■ Task instructions:
Count the lines below that contain the word "xlabel" and give only that number.

-- START --

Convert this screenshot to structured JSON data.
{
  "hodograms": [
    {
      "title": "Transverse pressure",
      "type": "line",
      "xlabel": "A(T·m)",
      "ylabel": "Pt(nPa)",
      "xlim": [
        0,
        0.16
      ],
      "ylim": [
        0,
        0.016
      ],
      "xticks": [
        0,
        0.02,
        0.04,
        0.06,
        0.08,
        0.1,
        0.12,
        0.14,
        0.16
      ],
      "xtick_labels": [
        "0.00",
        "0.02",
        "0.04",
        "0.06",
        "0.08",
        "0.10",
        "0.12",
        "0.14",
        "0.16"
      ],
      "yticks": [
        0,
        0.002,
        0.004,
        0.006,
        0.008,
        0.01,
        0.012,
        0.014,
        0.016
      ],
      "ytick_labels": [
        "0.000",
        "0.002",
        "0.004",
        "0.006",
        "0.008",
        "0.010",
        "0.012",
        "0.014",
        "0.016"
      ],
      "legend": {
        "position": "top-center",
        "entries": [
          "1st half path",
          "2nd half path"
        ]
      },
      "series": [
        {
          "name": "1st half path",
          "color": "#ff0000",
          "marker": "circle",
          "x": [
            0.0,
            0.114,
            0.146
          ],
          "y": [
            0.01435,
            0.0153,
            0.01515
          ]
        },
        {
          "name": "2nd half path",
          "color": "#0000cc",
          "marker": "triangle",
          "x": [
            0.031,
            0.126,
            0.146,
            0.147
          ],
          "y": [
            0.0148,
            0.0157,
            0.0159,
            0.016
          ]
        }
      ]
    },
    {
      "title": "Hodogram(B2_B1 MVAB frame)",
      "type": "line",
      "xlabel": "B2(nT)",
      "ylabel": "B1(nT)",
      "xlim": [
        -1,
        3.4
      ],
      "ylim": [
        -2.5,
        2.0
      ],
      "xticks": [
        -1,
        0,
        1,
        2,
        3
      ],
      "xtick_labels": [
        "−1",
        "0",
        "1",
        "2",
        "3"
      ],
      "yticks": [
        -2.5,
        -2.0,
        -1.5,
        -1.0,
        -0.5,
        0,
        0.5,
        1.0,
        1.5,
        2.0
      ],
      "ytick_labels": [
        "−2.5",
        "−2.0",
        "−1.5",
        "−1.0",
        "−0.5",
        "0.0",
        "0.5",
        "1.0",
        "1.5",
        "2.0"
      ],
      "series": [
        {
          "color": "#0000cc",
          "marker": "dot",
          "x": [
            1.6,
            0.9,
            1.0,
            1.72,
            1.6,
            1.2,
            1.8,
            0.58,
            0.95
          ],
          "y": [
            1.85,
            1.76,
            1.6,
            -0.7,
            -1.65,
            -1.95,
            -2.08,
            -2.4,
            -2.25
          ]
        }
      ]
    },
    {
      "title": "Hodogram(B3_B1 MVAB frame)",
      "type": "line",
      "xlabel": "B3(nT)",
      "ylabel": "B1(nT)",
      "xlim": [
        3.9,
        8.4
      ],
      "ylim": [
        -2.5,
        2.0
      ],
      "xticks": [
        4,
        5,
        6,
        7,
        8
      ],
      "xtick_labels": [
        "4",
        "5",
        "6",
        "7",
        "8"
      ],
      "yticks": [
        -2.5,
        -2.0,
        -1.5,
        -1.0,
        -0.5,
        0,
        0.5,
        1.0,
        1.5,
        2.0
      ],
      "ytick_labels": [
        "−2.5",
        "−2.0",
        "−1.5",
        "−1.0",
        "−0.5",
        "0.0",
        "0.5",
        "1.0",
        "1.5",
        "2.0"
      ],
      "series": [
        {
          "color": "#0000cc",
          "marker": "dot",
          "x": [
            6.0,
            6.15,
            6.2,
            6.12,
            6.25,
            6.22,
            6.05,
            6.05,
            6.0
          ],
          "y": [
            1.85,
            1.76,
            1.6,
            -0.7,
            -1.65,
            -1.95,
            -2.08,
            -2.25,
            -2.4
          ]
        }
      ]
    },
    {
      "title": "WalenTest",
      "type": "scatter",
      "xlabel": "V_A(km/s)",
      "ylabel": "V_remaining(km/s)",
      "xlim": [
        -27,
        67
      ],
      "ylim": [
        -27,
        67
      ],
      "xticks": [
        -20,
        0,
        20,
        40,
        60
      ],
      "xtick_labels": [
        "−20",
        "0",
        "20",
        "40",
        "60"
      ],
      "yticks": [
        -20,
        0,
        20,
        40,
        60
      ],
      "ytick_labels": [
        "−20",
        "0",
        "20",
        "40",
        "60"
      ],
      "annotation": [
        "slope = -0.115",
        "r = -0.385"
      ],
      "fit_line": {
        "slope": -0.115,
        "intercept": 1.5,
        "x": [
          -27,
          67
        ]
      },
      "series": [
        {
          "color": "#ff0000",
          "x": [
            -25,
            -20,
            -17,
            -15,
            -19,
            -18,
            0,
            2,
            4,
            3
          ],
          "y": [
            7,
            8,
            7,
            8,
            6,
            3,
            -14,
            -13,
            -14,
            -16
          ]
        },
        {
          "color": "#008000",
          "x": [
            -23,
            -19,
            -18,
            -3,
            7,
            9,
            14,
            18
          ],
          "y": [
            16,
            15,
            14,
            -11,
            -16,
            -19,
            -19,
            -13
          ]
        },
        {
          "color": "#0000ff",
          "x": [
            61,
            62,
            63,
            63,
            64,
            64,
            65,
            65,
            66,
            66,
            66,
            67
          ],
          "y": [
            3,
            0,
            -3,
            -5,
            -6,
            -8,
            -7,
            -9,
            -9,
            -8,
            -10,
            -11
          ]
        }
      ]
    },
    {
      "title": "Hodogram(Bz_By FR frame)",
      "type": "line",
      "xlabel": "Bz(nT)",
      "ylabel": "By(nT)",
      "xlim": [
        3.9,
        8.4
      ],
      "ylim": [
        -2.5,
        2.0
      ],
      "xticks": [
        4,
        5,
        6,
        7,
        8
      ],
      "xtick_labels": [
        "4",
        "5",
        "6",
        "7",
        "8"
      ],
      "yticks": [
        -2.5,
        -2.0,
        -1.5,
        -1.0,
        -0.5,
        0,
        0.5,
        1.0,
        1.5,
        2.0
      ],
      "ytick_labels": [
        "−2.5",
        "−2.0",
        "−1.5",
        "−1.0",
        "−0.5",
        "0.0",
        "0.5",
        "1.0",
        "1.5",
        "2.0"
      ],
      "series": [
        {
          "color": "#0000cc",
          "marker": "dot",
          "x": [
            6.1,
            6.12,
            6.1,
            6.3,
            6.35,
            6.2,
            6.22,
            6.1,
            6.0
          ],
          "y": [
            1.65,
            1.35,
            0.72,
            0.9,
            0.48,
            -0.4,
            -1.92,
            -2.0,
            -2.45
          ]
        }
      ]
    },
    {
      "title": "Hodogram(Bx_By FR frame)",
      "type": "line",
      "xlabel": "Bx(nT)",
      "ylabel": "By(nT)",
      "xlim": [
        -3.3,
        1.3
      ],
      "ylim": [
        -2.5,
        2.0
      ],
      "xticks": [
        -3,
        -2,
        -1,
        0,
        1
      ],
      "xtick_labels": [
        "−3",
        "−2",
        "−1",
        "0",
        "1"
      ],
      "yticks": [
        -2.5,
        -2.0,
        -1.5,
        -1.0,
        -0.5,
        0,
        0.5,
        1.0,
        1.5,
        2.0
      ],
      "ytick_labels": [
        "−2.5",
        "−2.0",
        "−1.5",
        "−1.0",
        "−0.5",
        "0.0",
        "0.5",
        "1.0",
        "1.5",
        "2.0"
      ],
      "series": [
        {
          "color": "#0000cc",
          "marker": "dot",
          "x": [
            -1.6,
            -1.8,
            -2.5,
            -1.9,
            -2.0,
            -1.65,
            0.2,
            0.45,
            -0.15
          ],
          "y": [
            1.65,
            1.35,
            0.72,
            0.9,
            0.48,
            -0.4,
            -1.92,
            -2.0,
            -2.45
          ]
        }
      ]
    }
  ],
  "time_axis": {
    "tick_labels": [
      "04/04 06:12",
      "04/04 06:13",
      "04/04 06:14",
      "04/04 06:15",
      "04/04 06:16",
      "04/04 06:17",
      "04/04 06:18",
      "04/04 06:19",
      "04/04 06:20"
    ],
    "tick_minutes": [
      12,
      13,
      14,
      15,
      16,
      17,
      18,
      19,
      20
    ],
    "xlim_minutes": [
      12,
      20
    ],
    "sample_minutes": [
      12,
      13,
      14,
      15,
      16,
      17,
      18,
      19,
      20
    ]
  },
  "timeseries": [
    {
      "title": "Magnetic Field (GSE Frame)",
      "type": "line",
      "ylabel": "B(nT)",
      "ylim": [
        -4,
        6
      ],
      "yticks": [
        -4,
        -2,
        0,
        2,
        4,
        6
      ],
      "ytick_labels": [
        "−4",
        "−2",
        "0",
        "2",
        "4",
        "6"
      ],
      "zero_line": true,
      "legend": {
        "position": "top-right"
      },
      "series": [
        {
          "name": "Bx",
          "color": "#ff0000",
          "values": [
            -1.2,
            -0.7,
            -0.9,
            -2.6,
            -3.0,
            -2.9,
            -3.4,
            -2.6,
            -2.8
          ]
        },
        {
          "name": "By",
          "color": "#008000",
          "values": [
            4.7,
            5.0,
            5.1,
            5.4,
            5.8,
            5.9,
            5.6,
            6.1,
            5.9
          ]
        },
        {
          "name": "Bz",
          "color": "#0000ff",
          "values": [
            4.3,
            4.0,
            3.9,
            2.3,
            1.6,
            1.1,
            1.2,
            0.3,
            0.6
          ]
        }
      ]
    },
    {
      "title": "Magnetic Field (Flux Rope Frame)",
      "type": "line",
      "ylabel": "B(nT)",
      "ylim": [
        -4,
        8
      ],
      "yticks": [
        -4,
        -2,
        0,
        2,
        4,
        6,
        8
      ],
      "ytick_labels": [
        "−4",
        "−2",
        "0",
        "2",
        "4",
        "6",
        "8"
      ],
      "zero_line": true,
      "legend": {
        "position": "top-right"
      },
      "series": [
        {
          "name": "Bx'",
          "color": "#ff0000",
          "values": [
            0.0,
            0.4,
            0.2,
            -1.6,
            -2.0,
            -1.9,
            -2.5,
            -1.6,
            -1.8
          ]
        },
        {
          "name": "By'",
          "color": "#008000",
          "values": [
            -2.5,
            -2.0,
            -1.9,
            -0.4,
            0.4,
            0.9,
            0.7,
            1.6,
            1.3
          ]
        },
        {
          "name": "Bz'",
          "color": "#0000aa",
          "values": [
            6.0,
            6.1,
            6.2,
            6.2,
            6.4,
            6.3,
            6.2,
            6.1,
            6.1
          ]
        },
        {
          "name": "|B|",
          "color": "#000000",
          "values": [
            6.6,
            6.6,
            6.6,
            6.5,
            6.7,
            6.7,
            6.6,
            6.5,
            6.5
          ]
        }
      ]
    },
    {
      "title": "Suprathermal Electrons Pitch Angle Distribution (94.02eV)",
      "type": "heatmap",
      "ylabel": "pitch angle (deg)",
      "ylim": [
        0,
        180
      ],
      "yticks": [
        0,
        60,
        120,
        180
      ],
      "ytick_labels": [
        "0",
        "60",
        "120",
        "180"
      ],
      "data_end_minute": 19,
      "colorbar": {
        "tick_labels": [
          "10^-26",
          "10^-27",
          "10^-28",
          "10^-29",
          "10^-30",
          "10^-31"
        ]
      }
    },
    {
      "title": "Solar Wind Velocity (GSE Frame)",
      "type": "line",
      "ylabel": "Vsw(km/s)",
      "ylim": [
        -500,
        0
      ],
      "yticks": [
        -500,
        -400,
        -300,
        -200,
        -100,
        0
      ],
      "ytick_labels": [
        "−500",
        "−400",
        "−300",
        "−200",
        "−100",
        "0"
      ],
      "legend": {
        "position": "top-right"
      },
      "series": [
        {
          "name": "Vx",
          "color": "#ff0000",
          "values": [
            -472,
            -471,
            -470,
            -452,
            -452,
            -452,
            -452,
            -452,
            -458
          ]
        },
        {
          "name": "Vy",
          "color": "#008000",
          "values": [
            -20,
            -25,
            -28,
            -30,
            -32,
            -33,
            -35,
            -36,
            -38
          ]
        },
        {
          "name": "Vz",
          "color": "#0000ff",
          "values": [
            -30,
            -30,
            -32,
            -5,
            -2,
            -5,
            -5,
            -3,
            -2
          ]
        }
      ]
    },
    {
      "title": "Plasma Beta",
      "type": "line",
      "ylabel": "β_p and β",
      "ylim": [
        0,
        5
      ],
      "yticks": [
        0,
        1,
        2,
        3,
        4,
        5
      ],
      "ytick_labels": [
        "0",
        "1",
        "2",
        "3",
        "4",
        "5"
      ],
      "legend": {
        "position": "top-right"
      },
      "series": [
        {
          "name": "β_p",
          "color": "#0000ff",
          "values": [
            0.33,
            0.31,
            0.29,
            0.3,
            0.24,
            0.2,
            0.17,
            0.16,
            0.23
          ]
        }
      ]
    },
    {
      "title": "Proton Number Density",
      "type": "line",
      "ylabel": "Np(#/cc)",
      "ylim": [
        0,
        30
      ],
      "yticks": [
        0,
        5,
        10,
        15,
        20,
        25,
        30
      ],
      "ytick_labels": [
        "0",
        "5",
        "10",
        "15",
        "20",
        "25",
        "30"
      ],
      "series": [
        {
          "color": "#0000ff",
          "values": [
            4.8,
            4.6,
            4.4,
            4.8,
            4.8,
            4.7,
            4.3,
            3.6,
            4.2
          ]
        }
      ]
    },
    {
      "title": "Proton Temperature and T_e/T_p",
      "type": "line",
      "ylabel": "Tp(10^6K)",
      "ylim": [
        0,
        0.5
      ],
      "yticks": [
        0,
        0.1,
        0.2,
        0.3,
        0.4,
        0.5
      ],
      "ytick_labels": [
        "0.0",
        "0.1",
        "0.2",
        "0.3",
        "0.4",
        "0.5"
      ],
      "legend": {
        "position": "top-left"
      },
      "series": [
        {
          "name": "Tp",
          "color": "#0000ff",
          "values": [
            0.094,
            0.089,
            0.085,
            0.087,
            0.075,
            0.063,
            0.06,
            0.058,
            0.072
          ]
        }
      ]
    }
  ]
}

-- END --

■ Exercise result:
6